▶ [Requirement] Go through the listing below and gather every line with the word "tilt".

▶ [Data supplied]
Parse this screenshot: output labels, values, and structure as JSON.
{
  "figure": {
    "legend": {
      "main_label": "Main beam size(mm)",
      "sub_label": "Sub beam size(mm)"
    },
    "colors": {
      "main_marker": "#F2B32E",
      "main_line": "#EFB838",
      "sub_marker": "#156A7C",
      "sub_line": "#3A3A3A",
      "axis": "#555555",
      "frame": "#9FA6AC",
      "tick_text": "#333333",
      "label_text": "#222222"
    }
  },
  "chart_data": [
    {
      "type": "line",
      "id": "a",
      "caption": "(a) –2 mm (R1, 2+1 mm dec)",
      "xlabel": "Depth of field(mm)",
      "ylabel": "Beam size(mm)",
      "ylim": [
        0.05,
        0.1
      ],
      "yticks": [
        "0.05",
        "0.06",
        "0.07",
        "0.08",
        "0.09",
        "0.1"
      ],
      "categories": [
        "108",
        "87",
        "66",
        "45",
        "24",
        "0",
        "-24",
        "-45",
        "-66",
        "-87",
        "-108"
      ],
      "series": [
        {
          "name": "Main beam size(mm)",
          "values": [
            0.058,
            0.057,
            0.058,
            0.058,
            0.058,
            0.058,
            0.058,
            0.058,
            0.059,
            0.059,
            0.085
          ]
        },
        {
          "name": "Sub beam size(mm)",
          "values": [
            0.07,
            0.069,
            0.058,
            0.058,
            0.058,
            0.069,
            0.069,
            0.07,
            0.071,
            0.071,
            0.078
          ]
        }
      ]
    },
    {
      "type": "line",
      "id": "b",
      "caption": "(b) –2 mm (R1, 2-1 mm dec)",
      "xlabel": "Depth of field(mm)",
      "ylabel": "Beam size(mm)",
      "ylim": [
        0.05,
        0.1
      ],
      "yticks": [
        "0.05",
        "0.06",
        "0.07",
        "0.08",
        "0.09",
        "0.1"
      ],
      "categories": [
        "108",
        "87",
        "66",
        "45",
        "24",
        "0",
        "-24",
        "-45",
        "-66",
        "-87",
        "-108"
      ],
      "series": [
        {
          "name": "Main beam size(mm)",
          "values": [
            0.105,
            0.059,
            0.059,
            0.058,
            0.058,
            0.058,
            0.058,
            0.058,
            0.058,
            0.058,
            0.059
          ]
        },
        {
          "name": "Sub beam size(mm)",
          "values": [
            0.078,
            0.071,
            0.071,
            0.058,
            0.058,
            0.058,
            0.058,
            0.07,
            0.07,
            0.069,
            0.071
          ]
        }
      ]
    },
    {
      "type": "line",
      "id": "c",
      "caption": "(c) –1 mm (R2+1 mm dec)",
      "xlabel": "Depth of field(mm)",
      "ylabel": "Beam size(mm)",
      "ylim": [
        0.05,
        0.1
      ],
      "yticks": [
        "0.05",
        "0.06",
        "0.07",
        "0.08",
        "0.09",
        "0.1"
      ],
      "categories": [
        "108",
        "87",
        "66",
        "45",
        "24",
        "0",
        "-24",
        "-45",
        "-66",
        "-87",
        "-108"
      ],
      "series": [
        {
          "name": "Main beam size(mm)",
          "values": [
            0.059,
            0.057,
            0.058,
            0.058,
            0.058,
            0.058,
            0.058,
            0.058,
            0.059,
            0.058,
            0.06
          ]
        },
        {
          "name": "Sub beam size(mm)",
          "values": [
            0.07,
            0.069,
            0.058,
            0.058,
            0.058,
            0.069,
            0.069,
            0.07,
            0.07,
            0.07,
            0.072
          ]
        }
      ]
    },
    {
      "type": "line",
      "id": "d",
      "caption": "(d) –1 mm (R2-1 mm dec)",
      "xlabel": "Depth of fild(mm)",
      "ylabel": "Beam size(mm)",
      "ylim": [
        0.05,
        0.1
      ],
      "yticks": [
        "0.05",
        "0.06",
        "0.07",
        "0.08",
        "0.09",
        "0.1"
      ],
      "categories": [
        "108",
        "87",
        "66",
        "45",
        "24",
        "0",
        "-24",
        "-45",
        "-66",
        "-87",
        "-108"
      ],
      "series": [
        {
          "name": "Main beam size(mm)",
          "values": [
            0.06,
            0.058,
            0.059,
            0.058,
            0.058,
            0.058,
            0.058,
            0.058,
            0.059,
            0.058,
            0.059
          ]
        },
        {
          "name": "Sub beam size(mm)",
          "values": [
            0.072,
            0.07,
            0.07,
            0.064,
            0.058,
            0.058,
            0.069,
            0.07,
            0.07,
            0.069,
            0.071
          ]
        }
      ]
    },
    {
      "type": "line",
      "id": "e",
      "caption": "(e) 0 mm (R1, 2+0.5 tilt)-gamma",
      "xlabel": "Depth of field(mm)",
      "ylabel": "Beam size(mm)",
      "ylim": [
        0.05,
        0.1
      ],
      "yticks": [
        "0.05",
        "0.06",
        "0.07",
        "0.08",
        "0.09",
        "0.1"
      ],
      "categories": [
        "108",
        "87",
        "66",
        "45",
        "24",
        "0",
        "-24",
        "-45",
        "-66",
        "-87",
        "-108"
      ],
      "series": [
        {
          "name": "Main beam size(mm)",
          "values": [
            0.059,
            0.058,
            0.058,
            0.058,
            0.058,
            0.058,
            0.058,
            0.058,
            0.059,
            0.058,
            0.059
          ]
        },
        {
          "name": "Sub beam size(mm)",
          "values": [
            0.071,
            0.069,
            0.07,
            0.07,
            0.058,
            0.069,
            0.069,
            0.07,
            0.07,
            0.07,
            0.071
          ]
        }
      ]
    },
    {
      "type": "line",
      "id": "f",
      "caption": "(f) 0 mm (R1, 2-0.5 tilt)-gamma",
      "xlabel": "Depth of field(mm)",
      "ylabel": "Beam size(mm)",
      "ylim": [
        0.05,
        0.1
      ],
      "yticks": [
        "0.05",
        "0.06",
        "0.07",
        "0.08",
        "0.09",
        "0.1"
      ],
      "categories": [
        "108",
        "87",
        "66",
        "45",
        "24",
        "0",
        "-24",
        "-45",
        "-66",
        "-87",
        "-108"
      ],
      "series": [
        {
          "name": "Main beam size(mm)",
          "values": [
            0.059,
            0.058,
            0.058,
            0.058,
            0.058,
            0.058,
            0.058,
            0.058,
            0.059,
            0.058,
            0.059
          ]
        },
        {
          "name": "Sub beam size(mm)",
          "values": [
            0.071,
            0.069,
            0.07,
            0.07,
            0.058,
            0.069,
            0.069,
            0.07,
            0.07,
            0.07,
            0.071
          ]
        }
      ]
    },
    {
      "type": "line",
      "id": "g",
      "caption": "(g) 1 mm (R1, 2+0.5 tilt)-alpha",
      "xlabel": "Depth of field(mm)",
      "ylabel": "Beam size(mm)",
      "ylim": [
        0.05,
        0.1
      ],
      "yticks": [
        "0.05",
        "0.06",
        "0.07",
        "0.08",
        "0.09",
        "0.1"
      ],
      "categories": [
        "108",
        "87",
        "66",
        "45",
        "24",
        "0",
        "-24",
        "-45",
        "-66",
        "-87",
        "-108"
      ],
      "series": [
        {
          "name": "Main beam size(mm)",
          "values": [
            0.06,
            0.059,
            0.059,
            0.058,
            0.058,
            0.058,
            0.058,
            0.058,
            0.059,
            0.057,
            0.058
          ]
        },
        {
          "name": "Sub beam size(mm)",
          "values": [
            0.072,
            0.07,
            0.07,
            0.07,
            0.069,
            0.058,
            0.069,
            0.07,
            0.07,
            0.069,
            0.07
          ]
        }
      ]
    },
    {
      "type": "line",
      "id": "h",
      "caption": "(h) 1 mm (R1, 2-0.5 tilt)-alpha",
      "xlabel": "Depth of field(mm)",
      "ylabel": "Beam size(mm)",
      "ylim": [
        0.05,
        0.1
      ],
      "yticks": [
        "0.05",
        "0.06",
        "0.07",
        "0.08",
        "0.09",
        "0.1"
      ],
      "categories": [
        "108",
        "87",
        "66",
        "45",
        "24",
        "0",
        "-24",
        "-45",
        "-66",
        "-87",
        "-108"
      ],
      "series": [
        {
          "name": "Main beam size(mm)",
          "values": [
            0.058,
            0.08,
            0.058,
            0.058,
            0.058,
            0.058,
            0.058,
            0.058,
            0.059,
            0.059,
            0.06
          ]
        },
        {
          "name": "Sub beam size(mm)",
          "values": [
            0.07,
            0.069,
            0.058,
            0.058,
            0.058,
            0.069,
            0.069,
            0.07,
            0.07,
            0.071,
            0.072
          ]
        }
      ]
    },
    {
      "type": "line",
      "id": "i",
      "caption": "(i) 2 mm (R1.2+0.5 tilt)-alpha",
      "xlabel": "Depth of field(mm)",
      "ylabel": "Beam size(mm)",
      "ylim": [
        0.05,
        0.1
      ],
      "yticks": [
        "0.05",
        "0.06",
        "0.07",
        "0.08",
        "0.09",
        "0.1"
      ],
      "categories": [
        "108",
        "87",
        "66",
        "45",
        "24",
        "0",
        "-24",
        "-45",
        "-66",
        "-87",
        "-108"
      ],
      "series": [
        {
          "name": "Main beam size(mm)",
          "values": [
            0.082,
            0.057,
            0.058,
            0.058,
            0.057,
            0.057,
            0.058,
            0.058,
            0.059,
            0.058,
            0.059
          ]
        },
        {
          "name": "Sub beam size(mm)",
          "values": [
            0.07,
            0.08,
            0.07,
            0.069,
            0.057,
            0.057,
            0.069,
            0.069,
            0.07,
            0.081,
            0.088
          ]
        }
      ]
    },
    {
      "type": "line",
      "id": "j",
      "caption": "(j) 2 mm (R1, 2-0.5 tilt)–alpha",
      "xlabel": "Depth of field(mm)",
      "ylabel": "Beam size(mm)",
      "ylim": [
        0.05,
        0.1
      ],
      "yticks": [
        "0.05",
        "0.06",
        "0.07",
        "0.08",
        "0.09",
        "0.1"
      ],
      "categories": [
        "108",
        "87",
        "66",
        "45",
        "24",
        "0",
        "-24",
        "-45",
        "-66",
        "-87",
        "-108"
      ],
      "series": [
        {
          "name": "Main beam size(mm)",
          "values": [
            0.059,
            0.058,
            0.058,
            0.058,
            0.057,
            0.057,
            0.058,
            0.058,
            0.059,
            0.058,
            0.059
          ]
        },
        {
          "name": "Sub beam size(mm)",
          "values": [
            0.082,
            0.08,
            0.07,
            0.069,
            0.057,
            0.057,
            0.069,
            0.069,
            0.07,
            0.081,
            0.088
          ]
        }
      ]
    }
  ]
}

▶ [Task answer]
      "caption": "(e) 0 mm (R1, 2+0.5 tilt)-gamma",
      "caption": "(f) 0 mm (R1, 2-0.5 tilt)-gamma",
      "caption": "(g) 1 mm (R1, 2+0.5 tilt)-alpha",
      "caption": "(h) 1 mm (R1, 2-0.5 tilt)-alpha",
      "caption": "(i) 2 mm (R1.2+0.5 tilt)-alpha",
      "caption": "(j) 2 mm (R1, 2-0.5 tilt)–alpha",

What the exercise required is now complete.